■ Your objective ■
Will you print the material below without altering a single character?

[A run of records]
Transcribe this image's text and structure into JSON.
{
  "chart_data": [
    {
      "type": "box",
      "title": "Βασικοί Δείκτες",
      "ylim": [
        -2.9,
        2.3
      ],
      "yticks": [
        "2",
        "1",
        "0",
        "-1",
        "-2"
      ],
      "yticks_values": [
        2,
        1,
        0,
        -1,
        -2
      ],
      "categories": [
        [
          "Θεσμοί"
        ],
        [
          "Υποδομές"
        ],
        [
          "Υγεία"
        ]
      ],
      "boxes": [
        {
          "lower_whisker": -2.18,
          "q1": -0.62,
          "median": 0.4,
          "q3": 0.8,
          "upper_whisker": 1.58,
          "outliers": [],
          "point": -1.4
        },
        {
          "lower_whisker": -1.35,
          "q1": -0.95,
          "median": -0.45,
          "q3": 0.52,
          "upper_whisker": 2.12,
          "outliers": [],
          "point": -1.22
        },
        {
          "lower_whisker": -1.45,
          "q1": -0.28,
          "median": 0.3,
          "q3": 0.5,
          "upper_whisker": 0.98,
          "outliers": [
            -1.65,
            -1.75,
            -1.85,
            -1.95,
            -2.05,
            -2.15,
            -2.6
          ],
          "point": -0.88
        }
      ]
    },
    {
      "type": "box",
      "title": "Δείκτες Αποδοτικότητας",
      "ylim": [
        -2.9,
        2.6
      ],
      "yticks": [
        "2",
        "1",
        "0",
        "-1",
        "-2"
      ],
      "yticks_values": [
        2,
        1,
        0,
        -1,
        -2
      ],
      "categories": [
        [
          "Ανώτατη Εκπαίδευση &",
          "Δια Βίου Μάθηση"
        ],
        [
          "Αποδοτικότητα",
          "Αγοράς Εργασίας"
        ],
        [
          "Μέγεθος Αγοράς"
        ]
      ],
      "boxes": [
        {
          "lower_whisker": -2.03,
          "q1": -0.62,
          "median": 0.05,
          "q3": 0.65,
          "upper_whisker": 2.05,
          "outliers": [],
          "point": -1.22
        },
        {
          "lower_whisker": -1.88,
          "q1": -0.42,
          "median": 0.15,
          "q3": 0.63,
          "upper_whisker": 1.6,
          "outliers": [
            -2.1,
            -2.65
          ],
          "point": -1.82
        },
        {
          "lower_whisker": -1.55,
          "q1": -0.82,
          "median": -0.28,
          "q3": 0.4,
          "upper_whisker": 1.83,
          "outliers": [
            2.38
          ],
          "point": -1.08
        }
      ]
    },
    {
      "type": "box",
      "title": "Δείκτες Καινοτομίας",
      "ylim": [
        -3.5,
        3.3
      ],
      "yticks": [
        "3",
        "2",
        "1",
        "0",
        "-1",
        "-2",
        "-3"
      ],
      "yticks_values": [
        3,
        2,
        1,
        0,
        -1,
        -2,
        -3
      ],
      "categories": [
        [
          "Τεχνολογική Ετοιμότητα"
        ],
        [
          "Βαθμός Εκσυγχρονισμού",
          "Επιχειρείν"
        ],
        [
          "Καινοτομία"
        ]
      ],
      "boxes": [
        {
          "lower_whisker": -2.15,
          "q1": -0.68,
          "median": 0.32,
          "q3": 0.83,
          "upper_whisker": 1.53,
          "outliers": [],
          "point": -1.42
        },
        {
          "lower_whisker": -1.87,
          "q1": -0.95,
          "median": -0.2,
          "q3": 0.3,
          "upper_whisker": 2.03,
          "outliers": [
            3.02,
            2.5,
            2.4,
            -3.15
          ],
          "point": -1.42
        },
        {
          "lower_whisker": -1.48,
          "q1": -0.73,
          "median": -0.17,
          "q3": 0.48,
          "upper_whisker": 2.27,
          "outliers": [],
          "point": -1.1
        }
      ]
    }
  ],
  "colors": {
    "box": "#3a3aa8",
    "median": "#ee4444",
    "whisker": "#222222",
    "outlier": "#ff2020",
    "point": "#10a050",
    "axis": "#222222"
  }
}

■ The answer ■
Transcribe this image's text and structure into JSON.
{
  "chart_data": [
    {
      "type": "box",
      "title": "Βασικοί Δείκτες",
      "ylim": [
        -2.9,
        2.3
      ],
      "yticks": [
        "2",
        "1",
        "0",
        "-1",
        "-2"
      ],
      "yticks_values": [
        2,
        1,
        0,
        -1,
        -2
      ],
      "categories": [
        [
          "Θεσμοί"
        ],
        [
          "Υποδομές"
        ],
        [
          "Υγεία"
        ]
      ],
      "boxes": [
        {
          "lower_whisker": -2.18,
          "q1": -0.62,
          "median": 0.4,
          "q3": 0.8,
          "upper_whisker": 1.58,
          "outliers": [],
          "point": -1.4
        },
        {
          "lower_whisker": -1.35,
          "q1": -0.95,
          "median": -0.45,
          "q3": 0.52,
          "upper_whisker": 2.12,
          "outliers": [],
          "point": -1.22
        },
        {
          "lower_whisker": -1.45,
          "q1": -0.28,
          "median": 0.3,
          "q3": 0.5,
          "upper_whisker": 0.98,
          "outliers": [
            -1.65,
            -1.75,
            -1.85,
            -1.95,
            -2.05,
            -2.15,
            -2.6
          ],
          "point": -0.88
        }
      ]
    },
    {
      "type": "box",
      "title": "Δείκτες Αποδοτικότητας",
      "ylim": [
        -2.9,
        2.6
      ],
      "yticks": [
        "2",
        "1",
        "0",
        "-1",
        "-2"
      ],
      "yticks_values": [
        2,
        1,
        0,
        -1,
        -2
      ],
      "categories": [
        [
          "Ανώτατη Εκπαίδευση &",
          "Δια Βίου Μάθηση"
        ],
        [
          "Αποδοτικότητα",
          "Αγοράς Εργασίας"
        ],
        [
          "Μέγεθος Αγοράς"
        ]
      ],
      "boxes": [
        {
          "lower_whisker": -2.03,
          "q1": -0.62,
          "median": 0.05,
          "q3": 0.65,
          "upper_whisker": 2.05,
          "outliers": [],
          "point": -1.22
        },
        {
          "lower_whisker": -1.88,
          "q1": -0.42,
          "median": 0.15,
          "q3": 0.63,
          "upper_whisker": 1.6,
          "outliers": [
            -2.1,
            -2.65
          ],
          "point": -1.82
        },
        {
          "lower_whisker": -1.55,
          "q1": -0.82,
          "median": -0.28,
          "q3": 0.4,
          "upper_whisker": 1.83,
          "outliers": [
            2.38
          ],
          "point": -1.08
        }
      ]
    },
    {
      "type": "box",
      "title": "Δείκτες Καινοτομίας",
      "ylim": [
        -3.5,
        3.3
      ],
      "yticks": [
        "3",
        "2",
        "1",
        "0",
        "-1",
        "-2",
        "-3"
      ],
      "yticks_values": [
        3,
        2,
        1,
        0,
        -1,
        -2,
        -3
      ],
      "categories": [
        [
          "Τεχνολογική Ετοιμότητα"
        ],
        [
          "Βαθμός Εκσυγχρονισμού",
          "Επιχειρείν"
        ],
        [
          "Καινοτομία"
        ]
      ],
      "boxes": [
        {
          "lower_whisker": -2.15,
          "q1": -0.68,
          "median": 0.32,
          "q3": 0.83,
          "upper_whisker": 1.53,
          "outliers": [],
          "point": -1.42
        },
        {
          "lower_whisker": -1.87,
          "q1": -0.95,
          "median": -0.2,
          "q3": 0.3,
          "upper_whisker": 2.03,
          "outliers": [
            3.02,
            2.5,
            2.4,
            -3.15
          ],
          "point": -1.42
        },
        {
          "lower_whisker": -1.48,
          "q1": -0.73,
          "median": -0.17,
          "q3": 0.48,
          "upper_whisker": 2.27,
          "outliers": [],
          "point": -1.1
        }
      ]
    }
  ],
  "colors": {
    "box": "#3a3aa8",
    "median": "#ee4444",
    "whisker": "#222222",
    "outlier": "#ff2020",
    "point": "#10a050",
    "axis": "#222222"
  }
}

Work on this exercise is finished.